▶ **THE REQUEST**
Copy the entries from the line containing "- volume-bar: [109, 507, 112, 532]" through the line containing "- candle-body: [599, 109, 602, 114]", reproducing each line verbatim.

▶ **SUPPLIED DATA**
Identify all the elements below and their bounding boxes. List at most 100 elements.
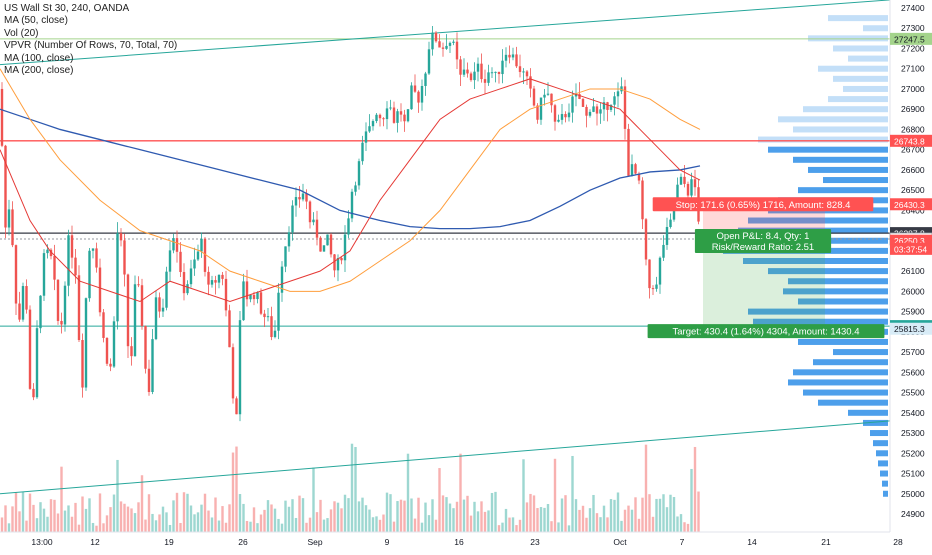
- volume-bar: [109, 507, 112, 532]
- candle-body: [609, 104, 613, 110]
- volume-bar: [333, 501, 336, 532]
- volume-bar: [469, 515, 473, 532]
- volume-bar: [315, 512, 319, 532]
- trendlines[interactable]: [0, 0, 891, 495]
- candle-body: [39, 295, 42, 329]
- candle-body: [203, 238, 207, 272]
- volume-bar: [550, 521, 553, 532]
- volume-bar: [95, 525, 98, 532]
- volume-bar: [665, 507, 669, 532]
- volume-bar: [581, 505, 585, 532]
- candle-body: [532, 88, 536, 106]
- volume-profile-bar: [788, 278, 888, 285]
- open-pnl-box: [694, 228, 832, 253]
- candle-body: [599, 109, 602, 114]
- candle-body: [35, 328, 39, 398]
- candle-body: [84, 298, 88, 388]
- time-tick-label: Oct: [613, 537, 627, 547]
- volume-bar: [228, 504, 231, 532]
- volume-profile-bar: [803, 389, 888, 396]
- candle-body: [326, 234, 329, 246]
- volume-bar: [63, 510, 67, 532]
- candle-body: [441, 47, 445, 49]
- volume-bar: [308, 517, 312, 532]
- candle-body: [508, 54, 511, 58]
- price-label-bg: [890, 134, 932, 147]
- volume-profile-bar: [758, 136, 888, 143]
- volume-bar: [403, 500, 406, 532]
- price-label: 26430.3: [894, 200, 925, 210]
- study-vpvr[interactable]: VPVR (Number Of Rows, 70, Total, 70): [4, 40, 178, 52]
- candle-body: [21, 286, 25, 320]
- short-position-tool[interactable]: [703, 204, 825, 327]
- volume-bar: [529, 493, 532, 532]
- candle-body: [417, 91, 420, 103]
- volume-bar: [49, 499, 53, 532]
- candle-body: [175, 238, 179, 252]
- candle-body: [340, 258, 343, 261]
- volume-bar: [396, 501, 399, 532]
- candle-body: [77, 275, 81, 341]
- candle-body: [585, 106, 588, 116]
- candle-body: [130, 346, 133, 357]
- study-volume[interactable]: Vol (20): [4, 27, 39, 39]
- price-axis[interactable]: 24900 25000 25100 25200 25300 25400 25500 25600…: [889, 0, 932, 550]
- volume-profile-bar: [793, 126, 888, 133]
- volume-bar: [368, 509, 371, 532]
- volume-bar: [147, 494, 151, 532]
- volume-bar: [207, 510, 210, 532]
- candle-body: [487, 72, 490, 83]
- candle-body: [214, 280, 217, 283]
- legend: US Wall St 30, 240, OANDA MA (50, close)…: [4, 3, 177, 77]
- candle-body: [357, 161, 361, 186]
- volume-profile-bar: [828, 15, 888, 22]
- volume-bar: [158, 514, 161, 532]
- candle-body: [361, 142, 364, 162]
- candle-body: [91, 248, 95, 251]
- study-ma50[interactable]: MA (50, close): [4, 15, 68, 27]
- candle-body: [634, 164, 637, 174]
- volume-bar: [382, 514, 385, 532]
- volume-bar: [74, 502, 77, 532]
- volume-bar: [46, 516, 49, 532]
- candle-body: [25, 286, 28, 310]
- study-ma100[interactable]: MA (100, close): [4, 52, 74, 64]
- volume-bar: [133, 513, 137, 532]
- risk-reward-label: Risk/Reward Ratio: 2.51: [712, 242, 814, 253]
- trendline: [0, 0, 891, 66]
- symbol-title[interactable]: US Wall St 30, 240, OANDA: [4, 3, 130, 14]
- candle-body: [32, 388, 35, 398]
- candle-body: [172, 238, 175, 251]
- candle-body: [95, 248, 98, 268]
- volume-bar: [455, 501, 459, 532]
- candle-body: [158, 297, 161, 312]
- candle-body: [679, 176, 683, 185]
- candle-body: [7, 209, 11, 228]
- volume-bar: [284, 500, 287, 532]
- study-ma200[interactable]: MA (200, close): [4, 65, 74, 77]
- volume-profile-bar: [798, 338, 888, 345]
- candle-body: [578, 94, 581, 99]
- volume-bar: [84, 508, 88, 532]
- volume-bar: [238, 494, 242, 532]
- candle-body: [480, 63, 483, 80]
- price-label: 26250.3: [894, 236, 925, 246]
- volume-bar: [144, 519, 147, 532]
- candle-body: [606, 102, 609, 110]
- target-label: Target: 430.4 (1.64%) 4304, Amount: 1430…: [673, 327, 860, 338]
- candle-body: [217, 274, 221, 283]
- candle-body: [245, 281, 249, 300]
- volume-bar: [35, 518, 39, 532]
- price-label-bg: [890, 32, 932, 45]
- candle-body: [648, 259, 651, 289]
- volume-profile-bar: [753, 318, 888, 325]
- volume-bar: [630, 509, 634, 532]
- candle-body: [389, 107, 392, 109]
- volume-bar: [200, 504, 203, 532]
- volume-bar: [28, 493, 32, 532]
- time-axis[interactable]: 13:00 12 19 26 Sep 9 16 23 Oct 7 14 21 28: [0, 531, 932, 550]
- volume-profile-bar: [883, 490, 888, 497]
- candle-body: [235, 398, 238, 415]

▶ **SOLUTION TO THE PROBLEM**
- volume-bar: [109, 507, 112, 532]
- candle-body: [609, 104, 613, 110]
- volume-bar: [333, 501, 336, 532]
- volume-bar: [469, 515, 473, 532]
- volume-bar: [315, 512, 319, 532]
- trendlines[interactable]: [0, 0, 891, 495]
- candle-body: [39, 295, 42, 329]
- candle-body: [203, 238, 207, 272]
- volume-bar: [550, 521, 553, 532]
- volume-bar: [95, 525, 98, 532]
- volume-bar: [665, 507, 669, 532]
- volume-bar: [581, 505, 585, 532]
- candle-body: [532, 88, 536, 106]
- volume-profile-bar: [788, 278, 888, 285]
- open-pnl-box: [694, 228, 832, 253]
- candle-body: [599, 109, 602, 114]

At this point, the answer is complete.